= EXERCISE =
If a line in the data below holds the word "Length", include it in the count. Give only the final number.

* * * * * * *

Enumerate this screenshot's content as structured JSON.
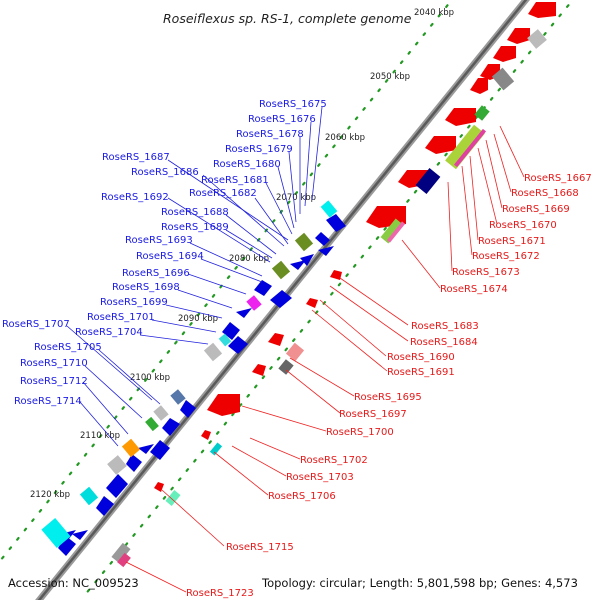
{
  "title": "Roseiflexus sp. RS-1, complete genome",
  "footer": {
    "accession": "Accession: NC_009523",
    "summary": "Topology: circular; Length: 5,801,598 bp; Genes: 4,573"
  },
  "colors": {
    "forward_label": "#1a1ae6",
    "reverse_label": "#e61a1a",
    "forward_gene": "#0000dd",
    "reverse_gene": "#ee0000",
    "backbone": "#777777",
    "tick": "#228822"
  },
  "kbp_marks": [
    "2040 kbp",
    "2050 kbp",
    "2060 kbp",
    "2070 kbp",
    "2080 kbp",
    "2090 kbp",
    "2100 kbp",
    "2110 kbp",
    "2120 kbp"
  ],
  "forward_labels": [
    "RoseRS_1675",
    "RoseRS_1676",
    "RoseRS_1678",
    "RoseRS_1679",
    "RoseRS_1680",
    "RoseRS_1687",
    "RoseRS_1686",
    "RoseRS_1681",
    "RoseRS_1682",
    "RoseRS_1692",
    "RoseRS_1688",
    "RoseRS_1689",
    "RoseRS_1693",
    "RoseRS_1694",
    "RoseRS_1696",
    "RoseRS_1698",
    "RoseRS_1699",
    "RoseRS_1701",
    "RoseRS_1707",
    "RoseRS_1704",
    "RoseRS_1705",
    "RoseRS_1710",
    "RoseRS_1712",
    "RoseRS_1714"
  ],
  "reverse_labels": [
    "RoseRS_1667",
    "RoseRS_1668",
    "RoseRS_1669",
    "RoseRS_1670",
    "RoseRS_1671",
    "RoseRS_1672",
    "RoseRS_1673",
    "RoseRS_1674",
    "RoseRS_1683",
    "RoseRS_1684",
    "RoseRS_1690",
    "RoseRS_1691",
    "RoseRS_1695",
    "RoseRS_1697",
    "RoseRS_1700",
    "RoseRS_1702",
    "RoseRS_1703",
    "RoseRS_1706",
    "RoseRS_1715",
    "RoseRS_1723"
  ]
}
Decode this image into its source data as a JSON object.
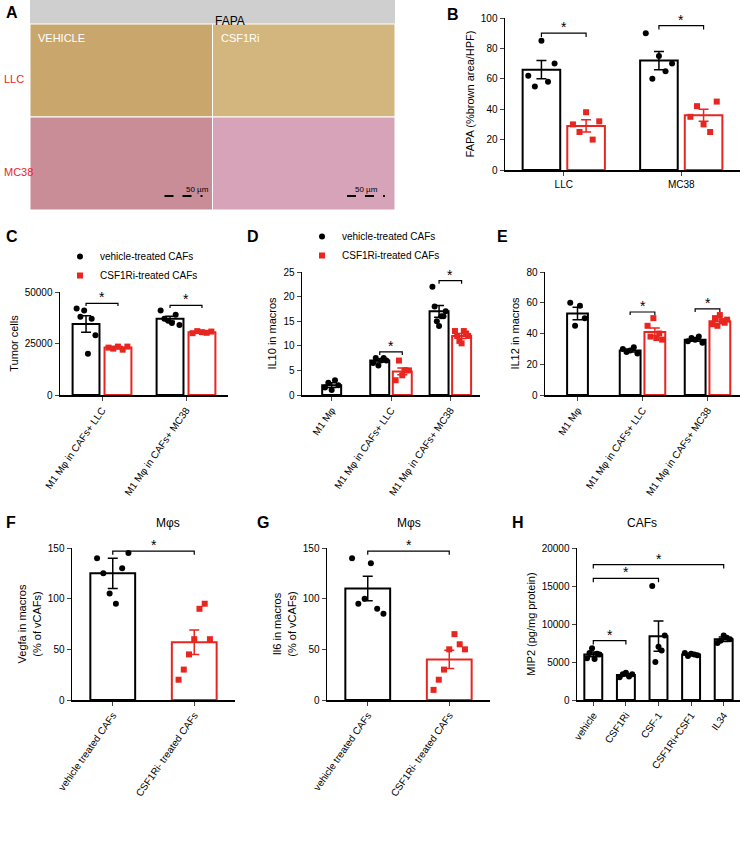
{
  "image_panel": {
    "panel": "A",
    "header": "FAPA",
    "columns": [
      "VEHICLE",
      "CSF1Ri"
    ],
    "rows": [
      "LLC",
      "MC38"
    ],
    "scale_bar": "50 µm"
  },
  "chart_data": [
    {
      "panel": "B",
      "type": "bar",
      "ylabel": "FAPA (%brown area/HPF)",
      "categories": [
        "LLC",
        "MC38"
      ],
      "series": [
        {
          "color": "#000000",
          "marker": "circle",
          "values": [
            66,
            72
          ],
          "error": [
            6,
            6
          ],
          "points": [
            [
              62,
              55,
              85,
              58,
              70
            ],
            [
              90,
              60,
              75,
              65,
              70
            ]
          ]
        },
        {
          "color": "#e8251f",
          "marker": "square",
          "values": [
            29,
            36
          ],
          "error": [
            4,
            4
          ],
          "points": [
            [
              30,
              25,
              38,
              20,
              32
            ],
            [
              35,
              42,
              30,
              25,
              45
            ]
          ]
        }
      ],
      "ylim": [
        0,
        100
      ],
      "yticks": [
        0,
        20,
        40,
        60,
        80,
        100
      ],
      "significance": [
        {
          "from": [
            "LLC",
            0
          ],
          "to": [
            "LLC",
            1
          ],
          "label": "*"
        },
        {
          "from": [
            "MC38",
            0
          ],
          "to": [
            "MC38",
            1
          ],
          "label": "*"
        }
      ]
    },
    {
      "panel": "C",
      "type": "bar",
      "ylabel": "Tumor cells",
      "legend": "top",
      "categories": [
        "M1 Mφ in CAFs+ LLC",
        "M1 Mφ in CAFs+ MC38"
      ],
      "series": [
        {
          "name": "vehicle-treated CAFs",
          "color": "#000000",
          "marker": "circle",
          "values": [
            34500,
            37000
          ],
          "error": [
            4000,
            1200
          ],
          "points": [
            [
              42000,
              38000,
              41000,
              20000,
              37000,
              29000
            ],
            [
              41000,
              37000,
              36000,
              35000,
              39000,
              34000
            ]
          ]
        },
        {
          "name": "CSF1Ri-treated CAFs",
          "color": "#e8251f",
          "marker": "square",
          "values": [
            23000,
            30500
          ],
          "error": [
            500,
            300
          ],
          "points": [
            [
              23000,
              22500,
              23500,
              22000,
              23500
            ],
            [
              30000,
              31000,
              30500,
              30200,
              30800
            ]
          ]
        }
      ],
      "ylim": [
        0,
        50000
      ],
      "yticks": [
        0,
        25000,
        50000
      ],
      "significance": [
        {
          "from": [
            "M1 Mφ in CAFs+ LLC",
            0
          ],
          "to": [
            "M1 Mφ in CAFs+ LLC",
            1
          ],
          "label": "*"
        },
        {
          "from": [
            "M1 Mφ in CAFs+ MC38",
            0
          ],
          "to": [
            "M1 Mφ in CAFs+ MC38",
            1
          ],
          "label": "*"
        }
      ]
    },
    {
      "panel": "D",
      "type": "bar",
      "ylabel": "IL10 in macros",
      "legend": "top",
      "categories": [
        "M1 Mφ",
        "M1 Mφ in CAFs+ LLC",
        "M1 Mφ in CAFs+ MC38"
      ],
      "series": [
        {
          "name": "vehicle-treated CAFs",
          "color": "#000000",
          "marker": "circle",
          "values": [
            2,
            7,
            17
          ],
          "error": [
            0.5,
            0.3,
            1.2
          ],
          "points": [
            [
              1.5,
              2.5,
              1,
              3,
              2
            ],
            [
              6.5,
              7.5,
              6,
              7,
              7.5,
              7
            ],
            [
              22,
              18,
              15,
              14,
              16,
              16,
              17
            ]
          ]
        },
        {
          "name": "CSF1Ri-treated CAFs",
          "color": "#e8251f",
          "marker": "square",
          "values": [
            null,
            4.8,
            12
          ],
          "error": [
            null,
            0.7,
            0.5
          ],
          "points": [
            null,
            [
              3,
              7,
              4,
              5,
              5
            ],
            [
              13,
              12,
              11,
              10.5,
              13,
              12.5,
              12
            ]
          ]
        }
      ],
      "ylim": [
        0,
        25
      ],
      "yticks": [
        0,
        5,
        10,
        15,
        20,
        25
      ],
      "significance": [
        {
          "from": [
            "M1 Mφ in CAFs+ LLC",
            0
          ],
          "to": [
            "M1 Mφ in CAFs+ LLC",
            1
          ],
          "label": "*"
        },
        {
          "from": [
            "M1 Mφ in CAFs+ MC38",
            0
          ],
          "to": [
            "M1 Mφ in CAFs+ MC38",
            1
          ],
          "label": "*"
        }
      ]
    },
    {
      "panel": "E",
      "type": "bar",
      "ylabel": "IL12 in macros",
      "categories": [
        "M1 Mφ",
        "M1 Mφ in CAFs+ LLC",
        "M1 Mφ in CAFs+ MC38"
      ],
      "series": [
        {
          "color": "#000000",
          "marker": "circle",
          "values": [
            53,
            29,
            36
          ],
          "error": [
            4,
            1,
            1
          ],
          "points": [
            [
              60,
              45,
              58,
              50
            ],
            [
              30,
              28,
              29,
              31,
              27
            ],
            [
              35,
              37,
              36,
              38,
              34
            ]
          ]
        },
        {
          "color": "#e8251f",
          "marker": "square",
          "values": [
            null,
            41,
            48
          ],
          "error": [
            null,
            2.5,
            1.5
          ],
          "points": [
            null,
            [
              45,
              38,
              50,
              37,
              40,
              36
            ],
            [
              46,
              50,
              45,
              52,
              48,
              47,
              49
            ]
          ]
        }
      ],
      "ylim": [
        0,
        80
      ],
      "yticks": [
        0,
        20,
        40,
        60,
        80
      ],
      "significance": [
        {
          "from": [
            "M1 Mφ in CAFs+ LLC",
            0
          ],
          "to": [
            "M1 Mφ in CAFs+ LLC",
            1
          ],
          "label": "*"
        },
        {
          "from": [
            "M1 Mφ in CAFs+ MC38",
            0
          ],
          "to": [
            "M1 Mφ in CAFs+ MC38",
            1
          ],
          "label": "*"
        }
      ]
    },
    {
      "panel": "F",
      "type": "bar",
      "title": "Mφs",
      "ylabel": [
        "Vegfa in macros",
        "(% of vCAFs)"
      ],
      "categories": [
        "vehicle treated CAFs",
        "CSF1Ri- treated CAFs"
      ],
      "series": [
        {
          "color": "#000000",
          "marker": "circle",
          "values": [
            125,
            null
          ],
          "error": [
            15,
            null
          ],
          "points": [
            [
              140,
              125,
              105,
              95,
              130,
              145
            ],
            null
          ]
        },
        {
          "color": "#e8251f",
          "marker": "square",
          "values": [
            null,
            57
          ],
          "error": [
            null,
            12
          ],
          "points": [
            null,
            [
              20,
              30,
              45,
              60,
              90,
              95,
              60
            ]
          ]
        }
      ],
      "ylim": [
        0,
        150
      ],
      "yticks": [
        0,
        50,
        100,
        150
      ],
      "significance": [
        {
          "from": [
            "vehicle treated CAFs",
            0
          ],
          "to": [
            "CSF1Ri- treated CAFs",
            1
          ],
          "label": "*"
        }
      ]
    },
    {
      "panel": "G",
      "type": "bar",
      "title": "Mφs",
      "ylabel": [
        "Il6 in macros",
        "(% of vCAFs)"
      ],
      "categories": [
        "vehicle treated CAFs",
        "CSF1Ri- treated CAFs"
      ],
      "series": [
        {
          "color": "#000000",
          "marker": "circle",
          "values": [
            110,
            null
          ],
          "error": [
            12,
            null
          ],
          "points": [
            [
              140,
              95,
              100,
              135,
              90,
              85
            ],
            null
          ]
        },
        {
          "color": "#e8251f",
          "marker": "square",
          "values": [
            null,
            40
          ],
          "error": [
            null,
            9
          ],
          "points": [
            null,
            [
              10,
              20,
              30,
              50,
              65,
              55,
              50
            ]
          ]
        }
      ],
      "ylim": [
        0,
        150
      ],
      "yticks": [
        0,
        50,
        100,
        150
      ],
      "significance": [
        {
          "from": [
            "vehicle treated CAFs",
            0
          ],
          "to": [
            "CSF1Ri- treated CAFs",
            1
          ],
          "label": "*"
        }
      ]
    },
    {
      "panel": "H",
      "type": "bar",
      "title": "CAFs",
      "ylabel": "MIP2 (pg/mg protein)",
      "categories": [
        "vehicle",
        "CSF1Ri",
        "CSF-1",
        "CSF1Ri+CSF1",
        "IL34"
      ],
      "series": [
        {
          "color": "#000000",
          "marker": "circle",
          "values": [
            6000,
            3300,
            8400,
            6000,
            8000
          ],
          "error": [
            300,
            150,
            2000,
            150,
            300
          ],
          "points": [
            [
              5500,
              6200,
              6800,
              5400,
              6100,
              6000
            ],
            [
              3000,
              3400,
              3600,
              3100,
              3400
            ],
            [
              15000,
              5000,
              7000,
              6500,
              8500
            ],
            [
              6200,
              5800,
              6100,
              6000,
              5900
            ],
            [
              7500,
              7800,
              8500,
              8200,
              8000
            ]
          ]
        }
      ],
      "ylim": [
        0,
        20000
      ],
      "yticks": [
        0,
        5000,
        10000,
        15000,
        20000
      ],
      "significance": [
        {
          "from": [
            "vehicle",
            0
          ],
          "to": [
            "CSF1Ri",
            0
          ],
          "label": "*"
        },
        {
          "from": [
            "vehicle",
            0
          ],
          "to": [
            "CSF-1",
            0
          ],
          "label": "*"
        },
        {
          "from": [
            "vehicle",
            0
          ],
          "to": [
            "IL34",
            0
          ],
          "label": "*"
        }
      ]
    }
  ]
}
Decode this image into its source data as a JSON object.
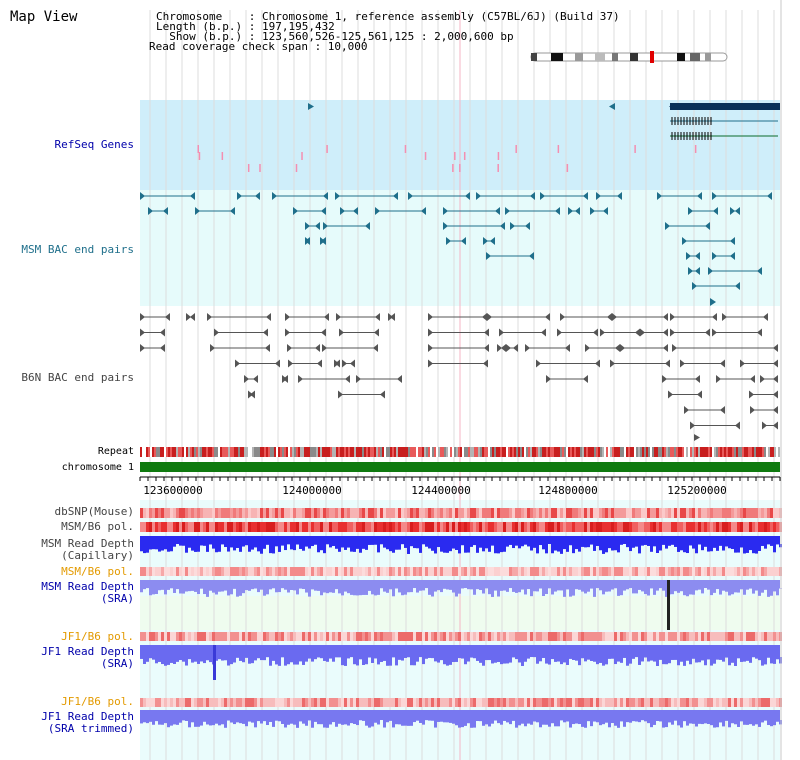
{
  "title": "Map View",
  "header": {
    "line1": "Chromosome    : Chromosome 1, reference assembly (C57BL/6J) (Build 37)",
    "line2": "Length (b.p.) : 197,195,432",
    "line3": "  Show (b.p.) : 123,560,526-125,561,125 : 2,000,600 bp",
    "line4": "Read coverage check span : 10,000"
  },
  "tracks": {
    "refseq": "RefSeq Genes",
    "msm_bac": "MSM BAC end pairs",
    "b6n_bac": "B6N BAC end pairs",
    "repeat": "Repeat",
    "chromosome": "chromosome 1",
    "dbsnp": "dbSNP(Mouse)",
    "msm_b6_pol": "MSM/B6 pol.",
    "msm_depth_cap_1": "MSM Read Depth",
    "msm_depth_cap_2": "(Capillary)",
    "msm_b6_pol2": "MSM/B6 pol.",
    "msm_depth_sra_1": "MSM Read Depth",
    "msm_depth_sra_2": "(SRA)",
    "jf1_b6_pol": "JF1/B6 pol.",
    "jf1_depth_sra_1": "JF1 Read Depth",
    "jf1_depth_sra_2": "(SRA)",
    "jf1_b6_pol2": "JF1/B6 pol.",
    "jf1_depth_trim_1": "JF1 Read Depth",
    "jf1_depth_trim_2": "(SRA trimmed)"
  },
  "axis_ticks": [
    "123600000",
    "124000000",
    "124400000",
    "124800000",
    "125200000"
  ],
  "colors": {
    "label_blue": "#0000aa",
    "label_orange": "#e39a00",
    "refseq_bg": "#cfeefa",
    "msm_bg": "#e6fbfb",
    "b6n_bg": "#ffffff",
    "msm_feature": "#1f6f8b",
    "b6n_feature": "#555555",
    "chromosome_bar": "#0f7a0f"
  }
}
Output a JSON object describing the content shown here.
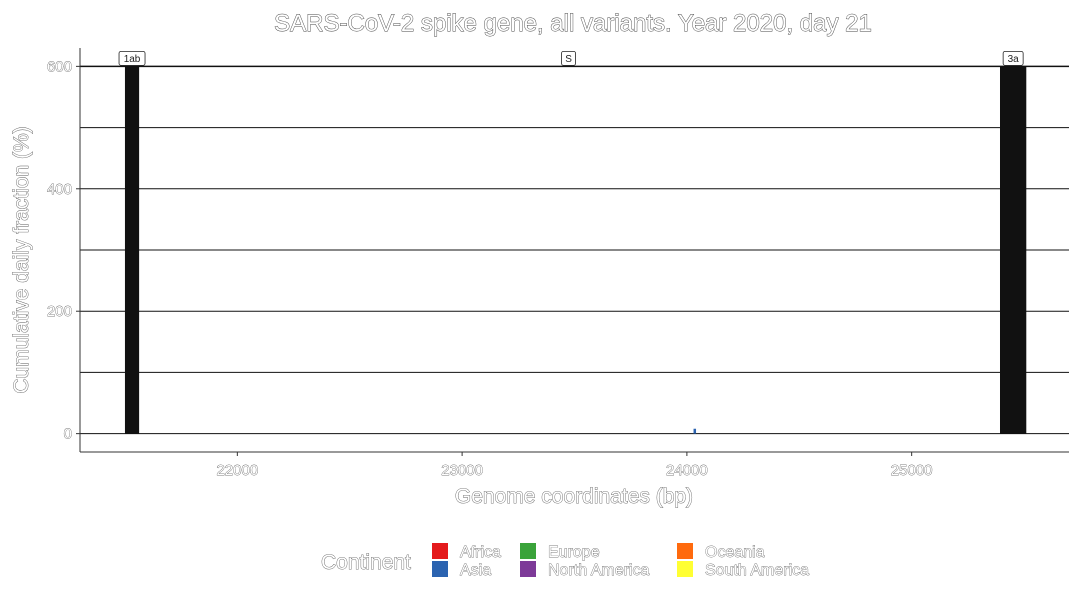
{
  "chart_data": {
    "type": "bar",
    "title": "SARS-CoV-2 spike gene, all variants. Year 2020, day 21",
    "xlabel": "Genome coordinates (bp)",
    "ylabel": "Cumulative daily fraction (%)",
    "xlim": [
      21300,
      25700
    ],
    "ylim": [
      -30,
      630
    ],
    "x_ticks": [
      22000,
      23000,
      24000,
      25000
    ],
    "y_ticks": [
      0,
      200,
      400,
      600
    ],
    "y_gridlines": [
      0,
      100,
      200,
      300,
      400,
      500,
      600
    ],
    "grid": true,
    "gene_regions": [
      {
        "name": "1ab",
        "start": 21500,
        "end": 21563,
        "value": 600
      },
      {
        "name": "S",
        "start": 21563,
        "end": 25384,
        "value": null
      },
      {
        "name": "3a",
        "start": 25393,
        "end": 25510,
        "value": 600
      }
    ],
    "series": [
      {
        "name": "Asia",
        "color": "#2b63b0",
        "points": [
          {
            "x": 24034,
            "y": 8
          }
        ]
      }
    ],
    "legend": {
      "title": "Continent",
      "placement": "bottom",
      "items": [
        {
          "label": "Africa",
          "color": "#e41a1c"
        },
        {
          "label": "Asia",
          "color": "#2b63b0"
        },
        {
          "label": "Europe",
          "color": "#3aa33a"
        },
        {
          "label": "North America",
          "color": "#7d3a98"
        },
        {
          "label": "Oceania",
          "color": "#ff6a0d"
        },
        {
          "label": "South America",
          "color": "#ffff33"
        }
      ]
    },
    "gene_bar_color": "#111111"
  }
}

* * * * * * *

= ANSWER TO THIS PROBLEM =
2